MATERIALS PROVIDED ▸
--- start ---
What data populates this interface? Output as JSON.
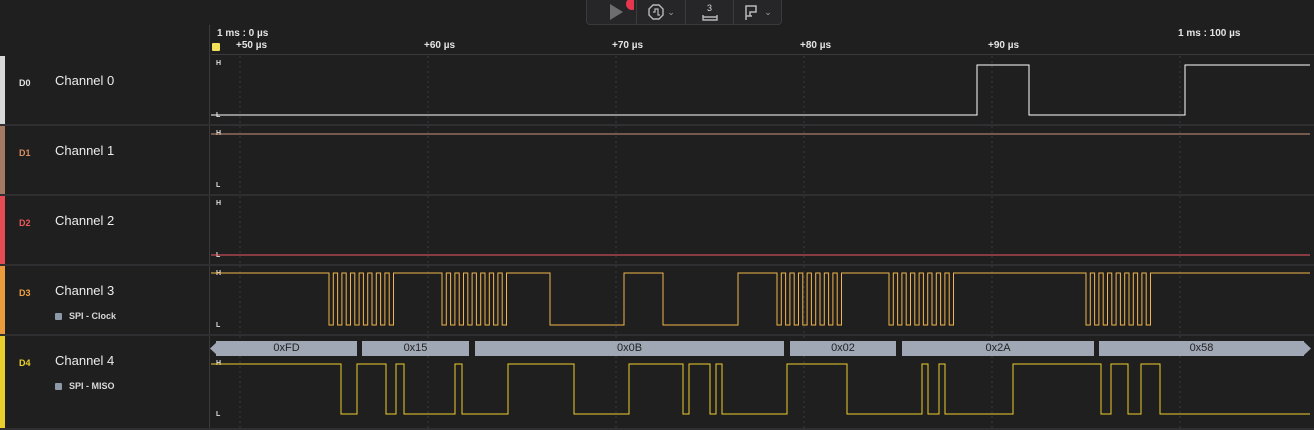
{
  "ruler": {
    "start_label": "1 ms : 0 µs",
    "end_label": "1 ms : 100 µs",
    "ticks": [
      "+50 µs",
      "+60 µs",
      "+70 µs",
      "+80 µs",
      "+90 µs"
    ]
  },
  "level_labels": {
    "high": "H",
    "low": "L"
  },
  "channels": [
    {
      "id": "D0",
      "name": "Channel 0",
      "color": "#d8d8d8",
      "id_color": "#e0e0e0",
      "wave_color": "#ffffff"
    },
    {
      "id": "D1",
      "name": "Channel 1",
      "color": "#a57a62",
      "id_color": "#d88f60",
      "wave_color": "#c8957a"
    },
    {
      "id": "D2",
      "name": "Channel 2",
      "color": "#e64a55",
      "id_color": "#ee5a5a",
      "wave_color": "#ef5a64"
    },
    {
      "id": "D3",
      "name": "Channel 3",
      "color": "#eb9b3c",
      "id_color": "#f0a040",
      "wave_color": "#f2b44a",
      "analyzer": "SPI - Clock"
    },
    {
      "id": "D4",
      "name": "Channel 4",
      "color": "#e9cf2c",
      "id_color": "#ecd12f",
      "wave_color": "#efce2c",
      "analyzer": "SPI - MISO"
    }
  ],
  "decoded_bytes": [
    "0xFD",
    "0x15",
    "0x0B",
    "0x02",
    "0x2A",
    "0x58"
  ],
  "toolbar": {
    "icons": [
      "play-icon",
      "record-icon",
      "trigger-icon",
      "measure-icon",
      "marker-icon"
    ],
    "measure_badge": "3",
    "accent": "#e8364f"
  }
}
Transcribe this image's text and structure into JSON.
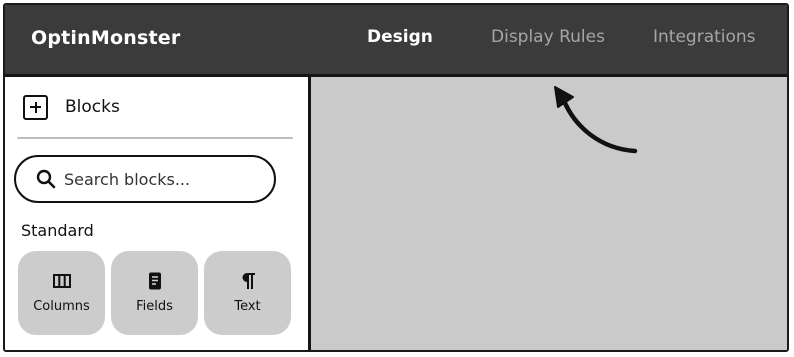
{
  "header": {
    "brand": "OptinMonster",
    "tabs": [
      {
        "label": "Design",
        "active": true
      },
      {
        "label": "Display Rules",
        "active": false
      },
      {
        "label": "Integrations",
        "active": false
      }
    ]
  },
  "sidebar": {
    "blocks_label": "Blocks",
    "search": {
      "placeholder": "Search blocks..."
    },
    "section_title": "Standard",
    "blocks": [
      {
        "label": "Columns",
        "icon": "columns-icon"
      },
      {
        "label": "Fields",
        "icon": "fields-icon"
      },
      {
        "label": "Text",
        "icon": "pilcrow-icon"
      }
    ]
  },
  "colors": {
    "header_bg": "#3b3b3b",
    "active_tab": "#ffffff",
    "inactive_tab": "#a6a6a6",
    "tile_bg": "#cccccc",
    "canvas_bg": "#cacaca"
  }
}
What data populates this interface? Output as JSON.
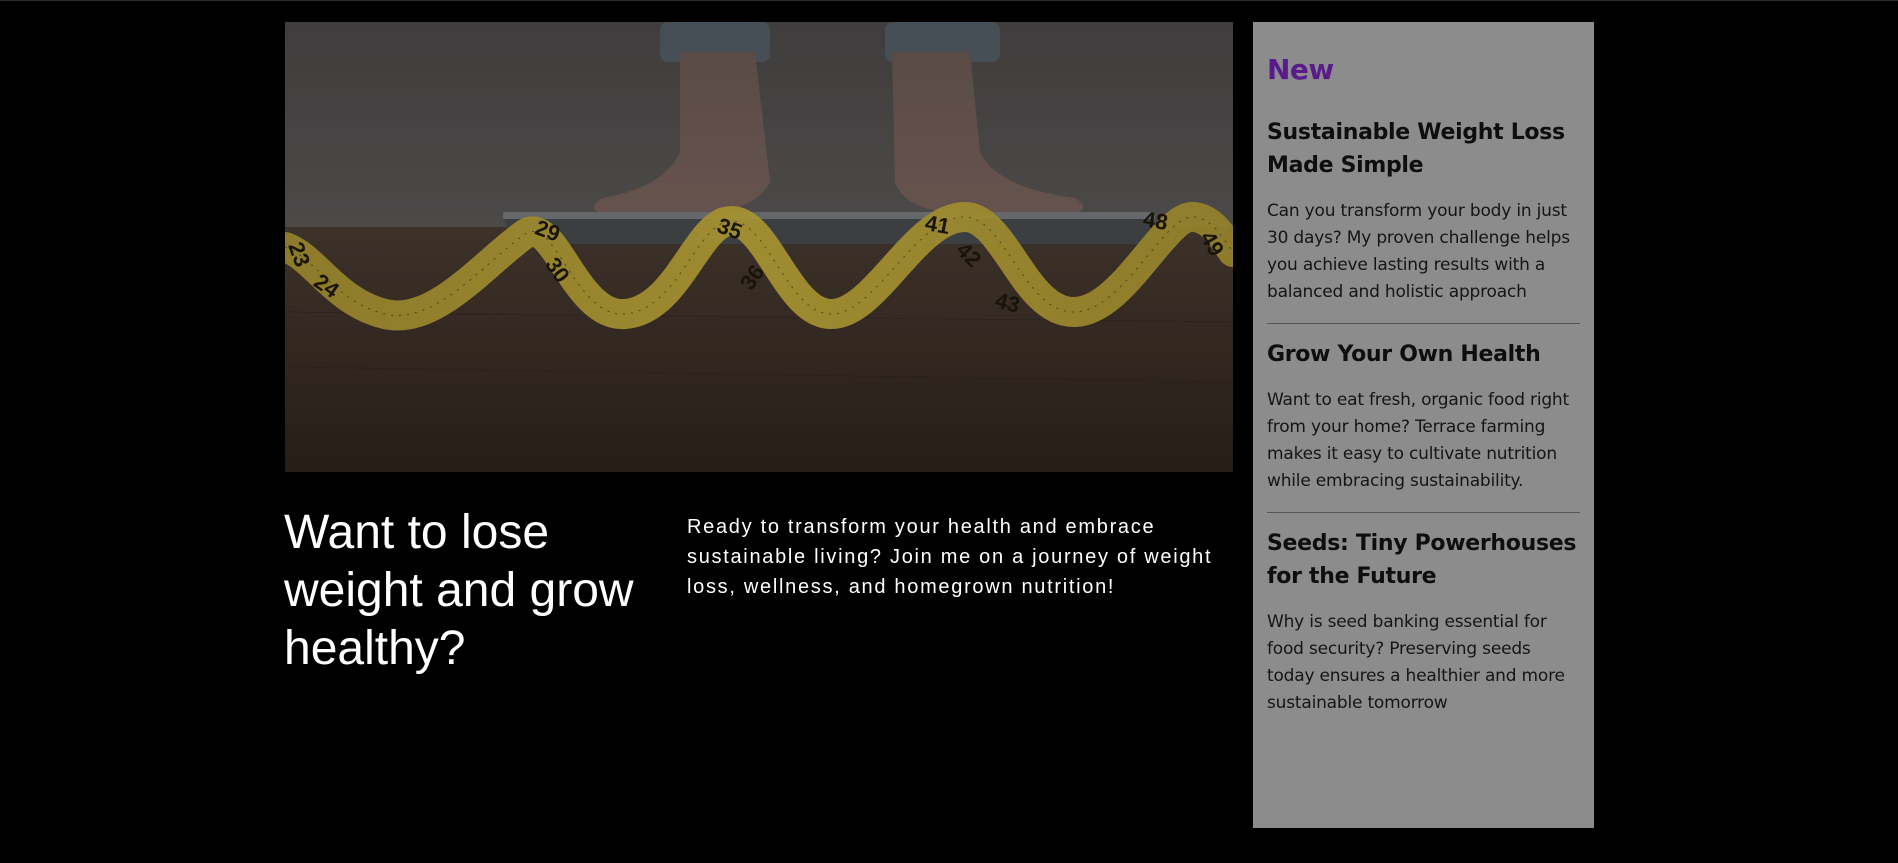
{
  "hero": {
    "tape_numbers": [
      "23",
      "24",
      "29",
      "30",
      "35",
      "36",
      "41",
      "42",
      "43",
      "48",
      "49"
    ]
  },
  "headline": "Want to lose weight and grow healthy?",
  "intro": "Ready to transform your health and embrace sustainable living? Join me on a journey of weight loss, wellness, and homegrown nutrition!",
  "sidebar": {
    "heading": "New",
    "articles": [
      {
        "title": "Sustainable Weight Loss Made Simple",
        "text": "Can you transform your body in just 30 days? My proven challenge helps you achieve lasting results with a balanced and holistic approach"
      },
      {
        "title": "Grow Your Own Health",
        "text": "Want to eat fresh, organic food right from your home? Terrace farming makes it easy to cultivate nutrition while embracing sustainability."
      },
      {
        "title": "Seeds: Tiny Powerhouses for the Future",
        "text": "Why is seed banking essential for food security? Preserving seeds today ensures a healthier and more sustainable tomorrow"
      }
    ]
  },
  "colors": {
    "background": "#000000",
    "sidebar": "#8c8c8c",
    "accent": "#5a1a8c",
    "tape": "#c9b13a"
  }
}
--- end ---
THE PROBLEM ▸
Return the material exactly as given, apart from the pictures.

OUTPUT FOR THIS EXERCISE ▸
What data populates this interface? Output as JSON.
{
  "ruler": {
    "start_label": "1 ms : 0 µs",
    "end_label": "1 ms : 100 µs",
    "ticks": [
      "+50 µs",
      "+60 µs",
      "+70 µs",
      "+80 µs",
      "+90 µs"
    ]
  },
  "level_labels": {
    "high": "H",
    "low": "L"
  },
  "channels": [
    {
      "id": "D0",
      "name": "Channel 0",
      "color": "#d8d8d8",
      "id_color": "#e0e0e0",
      "wave_color": "#ffffff"
    },
    {
      "id": "D1",
      "name": "Channel 1",
      "color": "#a57a62",
      "id_color": "#d88f60",
      "wave_color": "#c8957a"
    },
    {
      "id": "D2",
      "name": "Channel 2",
      "color": "#e64a55",
      "id_color": "#ee5a5a",
      "wave_color": "#ef5a64"
    },
    {
      "id": "D3",
      "name": "Channel 3",
      "color": "#eb9b3c",
      "id_color": "#f0a040",
      "wave_color": "#f2b44a",
      "analyzer": "SPI - Clock"
    },
    {
      "id": "D4",
      "name": "Channel 4",
      "color": "#e9cf2c",
      "id_color": "#ecd12f",
      "wave_color": "#efce2c",
      "analyzer": "SPI - MISO"
    }
  ],
  "decoded_bytes": [
    "0xFD",
    "0x15",
    "0x0B",
    "0x02",
    "0x2A",
    "0x58"
  ],
  "toolbar": {
    "icons": [
      "play-icon",
      "record-icon",
      "trigger-icon",
      "measure-icon",
      "marker-icon"
    ],
    "measure_badge": "3",
    "accent": "#e8364f"
  }
}
Transcribe this image's text and structure into JSON.
{
  "header": {
    "brand": "OptinMonster",
    "tabs": [
      {
        "label": "Design",
        "active": true
      },
      {
        "label": "Display Rules",
        "active": false
      },
      {
        "label": "Integrations",
        "active": false
      }
    ]
  },
  "sidebar": {
    "blocks_label": "Blocks",
    "search": {
      "placeholder": "Search blocks..."
    },
    "section_title": "Standard",
    "blocks": [
      {
        "label": "Columns",
        "icon": "columns-icon"
      },
      {
        "label": "Fields",
        "icon": "fields-icon"
      },
      {
        "label": "Text",
        "icon": "pilcrow-icon"
      }
    ]
  },
  "colors": {
    "header_bg": "#3b3b3b",
    "active_tab": "#ffffff",
    "inactive_tab": "#a6a6a6",
    "tile_bg": "#cccccc",
    "canvas_bg": "#cacaca"
  }
}
What data populates this interface? Output as JSON.
{
  "hero": {
    "tape_numbers": [
      "23",
      "24",
      "29",
      "30",
      "35",
      "36",
      "41",
      "42",
      "43",
      "48",
      "49"
    ]
  },
  "headline": "Want to lose weight and grow healthy?",
  "intro": "Ready to transform your health and embrace sustainable living? Join me on a journey of weight loss, wellness, and homegrown nutrition!",
  "sidebar": {
    "heading": "New",
    "articles": [
      {
        "title": "Sustainable Weight Loss Made Simple",
        "text": "Can you transform your body in just 30 days? My proven challenge helps you achieve lasting results with a balanced and holistic approach"
      },
      {
        "title": "Grow Your Own Health",
        "text": "Want to eat fresh, organic food right from your home? Terrace farming makes it easy to cultivate nutrition while embracing sustainability."
      },
      {
        "title": "Seeds: Tiny Powerhouses for the Future",
        "text": "Why is seed banking essential for food security? Preserving seeds today ensures a healthier and more sustainable tomorrow"
      }
    ]
  },
  "colors": {
    "background": "#000000",
    "sidebar": "#8c8c8c",
    "accent": "#5a1a8c",
    "tape": "#c9b13a"
  }
}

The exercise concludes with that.